Directions for this task — Exactly as they appear, output all of the entries.

Data provided —
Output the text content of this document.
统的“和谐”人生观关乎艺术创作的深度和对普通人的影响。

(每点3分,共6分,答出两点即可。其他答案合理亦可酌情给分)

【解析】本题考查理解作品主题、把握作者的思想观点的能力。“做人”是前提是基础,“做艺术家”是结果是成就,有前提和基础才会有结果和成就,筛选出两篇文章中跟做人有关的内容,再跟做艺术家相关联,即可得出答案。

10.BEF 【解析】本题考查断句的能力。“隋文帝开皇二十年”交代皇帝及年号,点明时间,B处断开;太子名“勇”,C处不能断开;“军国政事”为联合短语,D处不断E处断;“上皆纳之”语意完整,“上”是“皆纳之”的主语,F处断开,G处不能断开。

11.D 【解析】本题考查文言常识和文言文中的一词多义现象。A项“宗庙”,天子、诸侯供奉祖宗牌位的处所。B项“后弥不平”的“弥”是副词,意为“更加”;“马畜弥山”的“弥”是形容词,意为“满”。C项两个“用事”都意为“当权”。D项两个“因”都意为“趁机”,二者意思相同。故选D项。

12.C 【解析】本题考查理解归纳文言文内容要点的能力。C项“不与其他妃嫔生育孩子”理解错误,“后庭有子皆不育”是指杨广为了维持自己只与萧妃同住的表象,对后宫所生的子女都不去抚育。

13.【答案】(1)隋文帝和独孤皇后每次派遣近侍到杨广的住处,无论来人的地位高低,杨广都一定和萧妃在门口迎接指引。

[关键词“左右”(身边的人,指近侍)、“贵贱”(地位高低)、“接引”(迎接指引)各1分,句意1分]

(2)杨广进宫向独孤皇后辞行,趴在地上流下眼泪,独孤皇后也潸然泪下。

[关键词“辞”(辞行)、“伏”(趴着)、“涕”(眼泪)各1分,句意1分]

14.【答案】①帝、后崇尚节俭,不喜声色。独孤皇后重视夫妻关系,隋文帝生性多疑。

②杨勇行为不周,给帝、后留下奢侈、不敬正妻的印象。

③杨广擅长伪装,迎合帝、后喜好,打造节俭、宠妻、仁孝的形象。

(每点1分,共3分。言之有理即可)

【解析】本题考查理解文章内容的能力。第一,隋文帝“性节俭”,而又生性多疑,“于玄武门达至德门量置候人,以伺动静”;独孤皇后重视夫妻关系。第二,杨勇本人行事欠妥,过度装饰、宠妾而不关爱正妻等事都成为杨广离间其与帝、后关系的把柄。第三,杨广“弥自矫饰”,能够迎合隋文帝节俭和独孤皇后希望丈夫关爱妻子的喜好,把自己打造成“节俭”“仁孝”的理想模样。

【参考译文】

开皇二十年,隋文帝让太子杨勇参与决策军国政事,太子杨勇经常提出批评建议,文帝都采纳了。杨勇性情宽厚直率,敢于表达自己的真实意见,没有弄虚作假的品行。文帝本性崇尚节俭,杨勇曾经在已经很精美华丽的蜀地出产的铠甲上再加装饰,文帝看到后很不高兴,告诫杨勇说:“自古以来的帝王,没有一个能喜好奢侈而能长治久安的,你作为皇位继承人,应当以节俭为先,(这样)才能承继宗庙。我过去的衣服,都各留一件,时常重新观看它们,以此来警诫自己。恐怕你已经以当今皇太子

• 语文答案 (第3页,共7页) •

Completed task —
Output the text content of this document.
统的“和谐”人生观关乎艺术创作的深度和对普通人的影响。

(每点3分,共6分,答出两点即可。其他答案合理亦可酌情给分)

【解析】本题考查理解作品主题、把握作者的思想观点的能力。“做人”是前提是基础,“做艺术家”是结果是成就,有前提和基础才会有结果和成就,筛选出两篇文章中跟做人有关的内容,再跟做艺术家相关联,即可得出答案。

10.BEF 【解析】本题考查断句的能力。“隋文帝开皇二十年”交代皇帝及年号,点明时间,B处断开;太子名“勇”,C处不能断开;“军国政事”为联合短语,D处不断E处断;“上皆纳之”语意完整,“上”是“皆纳之”的主语,F处断开,G处不能断开。

11.D 【解析】本题考查文言常识和文言文中的一词多义现象。A项“宗庙”,天子、诸侯供奉祖宗牌位的处所。B项“后弥不平”的“弥”是副词,意为“更加”;“马畜弥山”的“弥”是形容词,意为“满”。C项两个“用事”都意为“当权”。D项两个“因”都意为“趁机”,二者意思相同。故选D项。

12.C 【解析】本题考查理解归纳文言文内容要点的能力。C项“不与其他妃嫔生育孩子”理解错误,“后庭有子皆不育”是指杨广为了维持自己只与萧妃同住的表象,对后宫所生的子女都不去抚育。

13.【答案】(1)隋文帝和独孤皇后每次派遣近侍到杨广的住处,无论来人的地位高低,杨广都一定和萧妃在门口迎接指引。

[关键词“左右”(身边的人,指近侍)、“贵贱”(地位高低)、“接引”(迎接指引)各1分,句意1分]

(2)杨广进宫向独孤皇后辞行,趴在地上流下眼泪,独孤皇后也潸然泪下。

[关键词“辞”(辞行)、“伏”(趴着)、“涕”(眼泪)各1分,句意1分]

14.【答案】①帝、后崇尚节俭,不喜声色。独孤皇后重视夫妻关系,隋文帝生性多疑。

②杨勇行为不周,给帝、后留下奢侈、不敬正妻的印象。

③杨广擅长伪装,迎合帝、后喜好,打造节俭、宠妻、仁孝的形象。

(每点1分,共3分。言之有理即可)

【解析】本题考查理解文章内容的能力。第一,隋文帝“性节俭”,而又生性多疑,“于玄武门达至德门量置候人,以伺动静”;独孤皇后重视夫妻关系。第二,杨勇本人行事欠妥,过度装饰、宠妾而不关爱正妻等事都成为杨广离间其与帝、后关系的把柄。第三,杨广“弥自矫饰”,能够迎合隋文帝节俭和独孤皇后希望丈夫关爱妻子的喜好,把自己打造成“节俭”“仁孝”的理想模样。

【参考译文】

开皇二十年,隋文帝让太子杨勇参与决策军国政事,太子杨勇经常提出批评建议,文帝都采纳了。杨勇性情宽厚直率,敢于表达自己的真实意见,没有弄虚作假的品行。文帝本性崇尚节俭,杨勇曾经在已经很精美华丽的蜀地出产的铠甲上再加装饰,文帝看到后很不高兴,告诫杨勇说:“自古以来的帝王,没有一个能喜好奢侈而能长治久安的,你作为皇位继承人,应当以节俭为先,(这样)才能承继宗庙。我过去的衣服,都各留一件,时常重新观看它们,以此来警诫自己。恐怕你已经以当今皇太子

• 语文答案 (第3页,共7页) •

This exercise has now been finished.